PROSPECT RIDGE ANNOUNCES FINAL CLOSING OF ITS OVERSUBSCRIBED PRIVATE PLACEMENT

Prospect Ridge Resources Corp. (the " Company " or " Prospect Ridge ") (CSE: PRR) (OTC: PRRSF) (FRA: OED) is pleased to announce that it has closed the final tranche of its non-brokered private placement of $0.16 units (" NFT Units ") and $0.18 flow-through units (" FT Units ") announced May 29, 2024 and June 14, 2024 respectively, (see news releases for details). The final tranche consists of 2,912,500 NFT Units for gross proceeds of $466,000 plus an additional 7,717,441 FT Units for gross proceeds of $1,389,139.38 .

Prospect Ridge Resources Corp. logo (CNW Group/Prospect Ridge Resources Corp.)

In total, the Company has raised aggregate gross proceeds of $5,218,847.24 , comprised of $2,860,520 in NFT Units plus an additional $2,358,327.24 in FT Units.

CEO Mike Iverson commented, "We are incredibly grateful to everyone who has supported us during this financing round. Your trust and confidence in Prospect Ridge Resources is deeply appreciated. We look forward to delivering on our promises and working diligently to create value for all our shareholders. Your belief in our vision fuels our commitment to achieving significant results during our upcoming drill program."

In connection with the final tranche, the Company paid aggregate finder fees of $100,801.38 in cash, 73,062 finder warrants having the same terms as the NFT Unit warrants (exercisable at $0.25 ) and 495,063 finder warrants having the same terms as the FT Unit warrants (exercisable at $0.30 ). All securities issued in the final tranche are subject to a statutory hold period expiring on November 25, 2024 . The final tranche and associated finder fees are subject to final Exchange acceptance.

Insiders of the Company purchased an aggregate of 312,500 NFT Units ($50,000) and 27,777 FT Units ($4,999.86) , representing approximately 10.7% and 0.36%, respectively, of the NFT Units and FT Units issued in the final tranche. The common shares so acquired by insiders represent approximately 0.41% of the issued and outstanding common shares upon closing, and together with the common shares issuable on exercise of the warrants so acquired by insiders would constitute an aggregate number of common shares representing approximately 0.61% of the then issued and outstanding shares as of closing.

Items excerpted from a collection
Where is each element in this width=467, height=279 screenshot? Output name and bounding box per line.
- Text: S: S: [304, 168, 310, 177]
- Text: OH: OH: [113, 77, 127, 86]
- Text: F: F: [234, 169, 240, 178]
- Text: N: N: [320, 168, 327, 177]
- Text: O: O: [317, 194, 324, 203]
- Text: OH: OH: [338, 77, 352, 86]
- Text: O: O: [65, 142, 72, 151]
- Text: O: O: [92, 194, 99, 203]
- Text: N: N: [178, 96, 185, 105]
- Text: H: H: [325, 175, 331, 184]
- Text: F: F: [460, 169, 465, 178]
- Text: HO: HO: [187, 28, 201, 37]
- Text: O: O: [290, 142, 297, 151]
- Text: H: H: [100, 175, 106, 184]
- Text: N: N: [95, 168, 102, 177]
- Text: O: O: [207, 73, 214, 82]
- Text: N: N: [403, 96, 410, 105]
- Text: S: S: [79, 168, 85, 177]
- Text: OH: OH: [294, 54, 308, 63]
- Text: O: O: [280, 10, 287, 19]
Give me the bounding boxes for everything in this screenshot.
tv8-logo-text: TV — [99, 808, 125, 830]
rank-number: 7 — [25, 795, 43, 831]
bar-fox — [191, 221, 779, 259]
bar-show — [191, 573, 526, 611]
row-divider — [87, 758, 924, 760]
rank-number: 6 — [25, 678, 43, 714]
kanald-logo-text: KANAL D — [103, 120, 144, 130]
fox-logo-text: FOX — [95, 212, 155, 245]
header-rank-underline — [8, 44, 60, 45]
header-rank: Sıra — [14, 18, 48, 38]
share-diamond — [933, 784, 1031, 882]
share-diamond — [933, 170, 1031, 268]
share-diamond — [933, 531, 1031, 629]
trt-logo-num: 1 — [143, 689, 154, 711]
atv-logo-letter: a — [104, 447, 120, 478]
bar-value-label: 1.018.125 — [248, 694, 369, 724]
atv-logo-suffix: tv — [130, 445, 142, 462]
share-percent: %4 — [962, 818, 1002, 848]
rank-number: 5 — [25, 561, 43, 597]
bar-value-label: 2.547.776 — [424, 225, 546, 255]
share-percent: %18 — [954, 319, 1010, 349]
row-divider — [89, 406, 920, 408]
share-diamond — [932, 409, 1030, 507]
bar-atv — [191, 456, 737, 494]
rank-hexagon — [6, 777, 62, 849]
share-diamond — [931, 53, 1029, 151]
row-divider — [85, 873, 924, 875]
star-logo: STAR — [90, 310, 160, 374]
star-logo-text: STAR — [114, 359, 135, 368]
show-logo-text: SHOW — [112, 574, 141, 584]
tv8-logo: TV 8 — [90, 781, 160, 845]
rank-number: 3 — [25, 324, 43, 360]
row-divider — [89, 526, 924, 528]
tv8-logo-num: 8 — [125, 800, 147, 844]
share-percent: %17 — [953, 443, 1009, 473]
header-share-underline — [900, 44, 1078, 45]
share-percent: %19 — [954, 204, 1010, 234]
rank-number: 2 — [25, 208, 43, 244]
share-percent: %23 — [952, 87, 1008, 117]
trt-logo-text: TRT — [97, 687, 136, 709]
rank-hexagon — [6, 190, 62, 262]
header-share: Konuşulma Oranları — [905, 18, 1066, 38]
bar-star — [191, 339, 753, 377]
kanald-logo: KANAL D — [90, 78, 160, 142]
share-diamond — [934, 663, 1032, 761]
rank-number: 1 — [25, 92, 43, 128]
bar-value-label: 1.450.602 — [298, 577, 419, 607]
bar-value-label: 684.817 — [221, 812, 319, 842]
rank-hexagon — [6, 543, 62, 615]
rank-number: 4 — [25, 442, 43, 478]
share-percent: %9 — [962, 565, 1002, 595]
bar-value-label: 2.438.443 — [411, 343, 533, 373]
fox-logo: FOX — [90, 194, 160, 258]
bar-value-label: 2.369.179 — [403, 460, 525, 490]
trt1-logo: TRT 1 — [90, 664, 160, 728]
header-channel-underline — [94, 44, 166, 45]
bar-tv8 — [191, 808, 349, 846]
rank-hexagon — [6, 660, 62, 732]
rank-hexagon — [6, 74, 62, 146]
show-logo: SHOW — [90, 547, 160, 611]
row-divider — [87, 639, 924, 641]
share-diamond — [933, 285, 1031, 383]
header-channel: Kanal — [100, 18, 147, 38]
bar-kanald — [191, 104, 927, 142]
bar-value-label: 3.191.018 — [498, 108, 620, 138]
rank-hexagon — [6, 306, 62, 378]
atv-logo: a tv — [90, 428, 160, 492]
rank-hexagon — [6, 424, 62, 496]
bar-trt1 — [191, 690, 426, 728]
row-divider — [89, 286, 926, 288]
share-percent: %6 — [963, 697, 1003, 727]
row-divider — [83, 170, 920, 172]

§ **Things to do**
1. Repeat the passage of the Prospect Ridge private placement announcement from "PROSPECT RIDGE ANNOUNCES" to "Ridge Resources Corp.)".
2. Pick up the Prospect Ridge private placement announcement after its final sentence and write what follows.

§ **The answers**
1.
PROSPECT RIDGE ANNOUNCES FINAL CLOSING OF ITS OVERSUBSCRIBED PRIVATE PLACEMENT

Prospect Ridge Resources Corp. (the " Company " or " Prospect Ridge ") (CSE: PRR) (OTC: PRRSF) (FRA: OED) is pleased to announce that it has closed the final tranche of its non-brokered private placement of $0.16 units (" NFT Units ") and $0.18 flow-through units (" FT Units ") announced May 29, 2024 and June 14, 2024 respectively, (see news releases for details). The final tranche consists of 2,912,500 NFT Units for gross proceeds of $466,000 plus an additional 7,717,441 FT Units for gross proceeds of $1,389,139.38 .

Prospect Ridge Resources Corp. logo (CNW Group/Prospect Ridge Resources Corp.)

2.
The participation by insiders constitutes a "related party transaction" within the meaning of Multilateral Instrument 61-101 – Protection of Minority Security Holders in Special Transactions ("MI 61-101"). The Company is relying upon the exemptions from the formal valuation and minority shareholder approval requirements pursuant to sections 5.5(a) and (b), and 5.7(1)(a), respectively, of MI 61-101 on the basis that neither the fair market value of the subject matter of, nor the fair market value of the consideration for, the transaction insofar as it involves interested parties (within the meaning of MI 61-101) in the transaction exceeds 25% of the Company's market capitalization as calculated in accordance with MI 61-101, and/or on the basis that no securities of the Company are listed or quoted on a stock exchange as specified in MI 61-101.

Use of Proceeds of the Offering

The gross proceeds of the NFT Placement will be used to fund exploration expenditures on the Knauss Creek Property and Holy Grail Property (the " Properties "), corporate development and general working capital, while the gross proceeds of the FT Placement will be used to fund exploration expenditures on the Properties and other Canadian Exploration Expenses that will qualify as "flow-through mining expenditures" as defined in subsection 127(9) of the Income Tax Act ( Canada ), and "BC flow-through mining expenditures", as defined in the Income Tax Act ( British Columbia ).

About Prospect Ridge Resources Corp.

Prospect Ridge Resources Corp. is a British Columbia based exploration and development company focused on gold exploration. Prospect Ridge's management and technical team cumulate over 100 years of mineral exploration experience and believes the Knauss Creek and the Holy Grail properties to have the potential to extend the boundaries of the Golden Triangle to cover this vast under-explored region.

Neither the Canadian Securities Exchange nor its Regulation Services Provider (as that term is defined in the policies of the Canadian Securities Exchange) accepts responsibility for the adequacy or accuracy of this release.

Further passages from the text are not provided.